[START OF Material for this exercise]
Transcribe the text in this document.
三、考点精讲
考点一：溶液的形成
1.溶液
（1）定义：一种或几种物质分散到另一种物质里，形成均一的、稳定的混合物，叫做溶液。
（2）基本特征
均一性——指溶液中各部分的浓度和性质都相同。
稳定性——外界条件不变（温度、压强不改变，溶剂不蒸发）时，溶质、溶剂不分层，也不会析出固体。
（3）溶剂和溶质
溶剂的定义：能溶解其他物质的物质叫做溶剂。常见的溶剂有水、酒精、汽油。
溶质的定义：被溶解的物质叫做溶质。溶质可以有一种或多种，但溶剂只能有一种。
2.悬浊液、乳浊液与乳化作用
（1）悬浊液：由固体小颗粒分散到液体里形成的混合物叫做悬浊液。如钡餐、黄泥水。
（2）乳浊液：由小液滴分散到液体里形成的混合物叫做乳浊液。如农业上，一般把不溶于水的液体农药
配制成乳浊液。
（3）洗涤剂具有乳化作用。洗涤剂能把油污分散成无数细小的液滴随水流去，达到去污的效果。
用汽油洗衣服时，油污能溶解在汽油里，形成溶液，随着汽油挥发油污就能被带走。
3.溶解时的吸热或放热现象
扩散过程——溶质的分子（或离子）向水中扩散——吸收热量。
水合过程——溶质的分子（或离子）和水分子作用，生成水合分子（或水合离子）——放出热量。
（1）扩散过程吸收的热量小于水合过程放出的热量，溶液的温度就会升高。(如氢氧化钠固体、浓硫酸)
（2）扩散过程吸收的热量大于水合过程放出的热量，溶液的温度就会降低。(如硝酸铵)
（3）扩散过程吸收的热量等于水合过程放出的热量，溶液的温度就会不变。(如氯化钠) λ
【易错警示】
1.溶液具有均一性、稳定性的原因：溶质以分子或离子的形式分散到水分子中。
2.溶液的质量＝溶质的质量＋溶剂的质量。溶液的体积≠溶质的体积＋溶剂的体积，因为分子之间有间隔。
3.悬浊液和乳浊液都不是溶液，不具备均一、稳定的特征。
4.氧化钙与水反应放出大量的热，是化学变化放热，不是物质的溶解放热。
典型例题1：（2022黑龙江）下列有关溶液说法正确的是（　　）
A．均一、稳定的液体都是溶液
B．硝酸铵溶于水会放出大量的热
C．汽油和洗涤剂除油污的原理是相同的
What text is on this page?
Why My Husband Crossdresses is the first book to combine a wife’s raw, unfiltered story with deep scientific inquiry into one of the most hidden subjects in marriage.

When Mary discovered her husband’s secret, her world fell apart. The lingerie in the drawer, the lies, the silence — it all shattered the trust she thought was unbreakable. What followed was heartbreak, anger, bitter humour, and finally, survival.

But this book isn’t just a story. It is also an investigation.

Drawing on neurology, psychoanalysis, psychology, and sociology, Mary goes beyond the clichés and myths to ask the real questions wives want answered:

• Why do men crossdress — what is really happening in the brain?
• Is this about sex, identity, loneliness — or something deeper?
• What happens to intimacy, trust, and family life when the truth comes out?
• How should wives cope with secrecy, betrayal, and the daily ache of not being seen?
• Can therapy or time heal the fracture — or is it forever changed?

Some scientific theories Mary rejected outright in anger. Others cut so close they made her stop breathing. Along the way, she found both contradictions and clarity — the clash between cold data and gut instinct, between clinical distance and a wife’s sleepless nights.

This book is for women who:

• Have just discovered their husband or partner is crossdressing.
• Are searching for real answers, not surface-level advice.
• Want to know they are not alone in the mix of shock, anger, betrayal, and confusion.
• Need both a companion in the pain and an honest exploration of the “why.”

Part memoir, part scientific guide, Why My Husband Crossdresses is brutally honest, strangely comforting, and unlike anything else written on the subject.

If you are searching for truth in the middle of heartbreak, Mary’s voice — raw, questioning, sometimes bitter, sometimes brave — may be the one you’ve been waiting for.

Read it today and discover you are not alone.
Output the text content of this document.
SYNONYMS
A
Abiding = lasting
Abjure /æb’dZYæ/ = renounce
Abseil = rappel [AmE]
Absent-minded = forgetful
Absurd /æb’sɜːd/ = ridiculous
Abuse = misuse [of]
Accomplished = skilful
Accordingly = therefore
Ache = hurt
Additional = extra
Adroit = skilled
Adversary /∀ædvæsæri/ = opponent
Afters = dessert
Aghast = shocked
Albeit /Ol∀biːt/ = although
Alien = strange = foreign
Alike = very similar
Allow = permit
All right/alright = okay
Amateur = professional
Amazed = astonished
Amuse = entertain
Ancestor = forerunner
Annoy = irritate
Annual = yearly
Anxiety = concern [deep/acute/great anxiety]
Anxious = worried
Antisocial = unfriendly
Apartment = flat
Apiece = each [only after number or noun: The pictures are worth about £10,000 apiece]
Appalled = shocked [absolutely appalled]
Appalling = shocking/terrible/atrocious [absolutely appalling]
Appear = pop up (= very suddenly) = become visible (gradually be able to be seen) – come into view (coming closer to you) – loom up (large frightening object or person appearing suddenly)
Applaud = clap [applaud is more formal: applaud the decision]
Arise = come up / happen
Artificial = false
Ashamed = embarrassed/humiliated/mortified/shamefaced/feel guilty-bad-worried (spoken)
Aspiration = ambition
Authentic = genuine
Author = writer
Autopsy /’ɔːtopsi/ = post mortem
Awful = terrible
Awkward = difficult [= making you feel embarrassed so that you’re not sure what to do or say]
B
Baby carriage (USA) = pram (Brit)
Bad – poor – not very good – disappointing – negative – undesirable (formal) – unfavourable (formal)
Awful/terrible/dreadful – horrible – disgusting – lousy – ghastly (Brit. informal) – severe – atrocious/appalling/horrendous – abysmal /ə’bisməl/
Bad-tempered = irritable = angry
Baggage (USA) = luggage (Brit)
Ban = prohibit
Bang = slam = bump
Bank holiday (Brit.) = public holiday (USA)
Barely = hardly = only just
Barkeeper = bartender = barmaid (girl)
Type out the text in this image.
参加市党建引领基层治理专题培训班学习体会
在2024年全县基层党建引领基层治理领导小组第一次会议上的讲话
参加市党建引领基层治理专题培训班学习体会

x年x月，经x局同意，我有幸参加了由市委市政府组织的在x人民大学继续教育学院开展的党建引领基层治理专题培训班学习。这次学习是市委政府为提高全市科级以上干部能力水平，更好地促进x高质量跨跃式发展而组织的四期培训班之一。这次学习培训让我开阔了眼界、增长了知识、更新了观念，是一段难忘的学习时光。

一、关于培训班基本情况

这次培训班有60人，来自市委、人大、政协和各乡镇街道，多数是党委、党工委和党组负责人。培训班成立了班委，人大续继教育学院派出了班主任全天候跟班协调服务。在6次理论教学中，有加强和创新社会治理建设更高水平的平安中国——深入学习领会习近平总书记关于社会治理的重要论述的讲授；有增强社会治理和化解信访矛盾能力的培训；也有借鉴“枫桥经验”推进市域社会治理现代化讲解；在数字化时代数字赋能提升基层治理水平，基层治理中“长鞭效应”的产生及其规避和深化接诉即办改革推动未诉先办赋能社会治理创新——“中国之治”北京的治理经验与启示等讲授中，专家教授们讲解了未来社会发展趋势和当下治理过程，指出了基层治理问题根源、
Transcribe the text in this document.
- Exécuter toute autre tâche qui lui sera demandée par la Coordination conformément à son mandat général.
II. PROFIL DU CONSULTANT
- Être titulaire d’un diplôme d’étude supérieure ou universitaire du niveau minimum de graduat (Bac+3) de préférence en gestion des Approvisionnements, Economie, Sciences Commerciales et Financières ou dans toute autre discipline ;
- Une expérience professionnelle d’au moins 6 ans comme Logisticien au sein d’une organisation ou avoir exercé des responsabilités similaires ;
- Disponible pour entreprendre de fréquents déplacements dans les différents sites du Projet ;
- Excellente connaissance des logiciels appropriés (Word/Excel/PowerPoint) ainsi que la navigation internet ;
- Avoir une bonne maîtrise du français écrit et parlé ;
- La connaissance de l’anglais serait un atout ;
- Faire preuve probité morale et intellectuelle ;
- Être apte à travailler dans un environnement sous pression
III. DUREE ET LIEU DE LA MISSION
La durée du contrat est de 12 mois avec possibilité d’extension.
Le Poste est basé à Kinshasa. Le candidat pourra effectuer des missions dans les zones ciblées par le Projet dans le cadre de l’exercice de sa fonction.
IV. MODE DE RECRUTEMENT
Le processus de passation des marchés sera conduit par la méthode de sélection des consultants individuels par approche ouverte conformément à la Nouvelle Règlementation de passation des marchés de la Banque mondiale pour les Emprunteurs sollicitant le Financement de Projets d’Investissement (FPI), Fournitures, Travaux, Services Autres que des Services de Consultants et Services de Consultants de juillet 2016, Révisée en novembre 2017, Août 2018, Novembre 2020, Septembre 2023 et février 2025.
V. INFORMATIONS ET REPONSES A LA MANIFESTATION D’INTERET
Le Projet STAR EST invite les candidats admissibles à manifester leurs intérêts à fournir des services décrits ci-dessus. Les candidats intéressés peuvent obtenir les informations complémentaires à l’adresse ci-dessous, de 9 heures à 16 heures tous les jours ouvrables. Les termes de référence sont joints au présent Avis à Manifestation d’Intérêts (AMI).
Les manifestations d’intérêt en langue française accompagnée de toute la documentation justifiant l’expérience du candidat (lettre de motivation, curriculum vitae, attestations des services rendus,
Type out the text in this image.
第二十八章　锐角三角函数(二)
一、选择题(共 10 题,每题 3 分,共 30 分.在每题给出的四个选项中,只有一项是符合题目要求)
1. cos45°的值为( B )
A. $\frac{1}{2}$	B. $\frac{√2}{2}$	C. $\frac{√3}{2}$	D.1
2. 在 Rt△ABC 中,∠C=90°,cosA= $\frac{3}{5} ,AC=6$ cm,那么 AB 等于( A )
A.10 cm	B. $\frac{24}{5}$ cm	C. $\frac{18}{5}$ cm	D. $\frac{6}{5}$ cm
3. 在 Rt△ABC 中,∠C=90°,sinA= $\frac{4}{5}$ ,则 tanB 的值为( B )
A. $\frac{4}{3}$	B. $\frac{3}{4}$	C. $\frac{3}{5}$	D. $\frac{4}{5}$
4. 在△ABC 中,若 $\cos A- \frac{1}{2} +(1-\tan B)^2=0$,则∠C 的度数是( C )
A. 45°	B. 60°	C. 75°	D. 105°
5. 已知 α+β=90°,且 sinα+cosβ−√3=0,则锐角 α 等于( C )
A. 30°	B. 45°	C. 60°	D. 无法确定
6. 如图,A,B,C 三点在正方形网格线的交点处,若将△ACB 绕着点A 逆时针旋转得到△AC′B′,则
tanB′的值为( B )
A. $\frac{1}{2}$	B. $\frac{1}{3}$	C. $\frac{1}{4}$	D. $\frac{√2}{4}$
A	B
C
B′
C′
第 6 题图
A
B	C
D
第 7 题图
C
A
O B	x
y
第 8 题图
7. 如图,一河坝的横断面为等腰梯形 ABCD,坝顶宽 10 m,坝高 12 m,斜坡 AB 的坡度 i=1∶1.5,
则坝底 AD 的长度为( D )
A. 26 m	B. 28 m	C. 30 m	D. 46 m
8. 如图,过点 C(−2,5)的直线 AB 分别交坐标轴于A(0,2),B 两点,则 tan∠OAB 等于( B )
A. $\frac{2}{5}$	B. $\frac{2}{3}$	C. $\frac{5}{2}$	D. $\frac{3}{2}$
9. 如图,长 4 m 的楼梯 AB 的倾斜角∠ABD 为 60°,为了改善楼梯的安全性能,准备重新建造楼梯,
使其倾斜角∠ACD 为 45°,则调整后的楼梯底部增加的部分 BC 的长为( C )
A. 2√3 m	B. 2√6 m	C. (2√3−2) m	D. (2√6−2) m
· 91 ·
[END OF Material for this exercise]
Using the listing above, gather each line that holds the string "discovered" and copy it.

◆ Worked solution:
When Mary discovered her husband’s secret, her world fell apart. The lingerie in the drawer, the lies, the silence — it all shattered the trust she thought was unbreakable. What followed was heartbreak, anger, bitter humour, and finally, survival.
• Have just discovered their husband or partner is crossdressing.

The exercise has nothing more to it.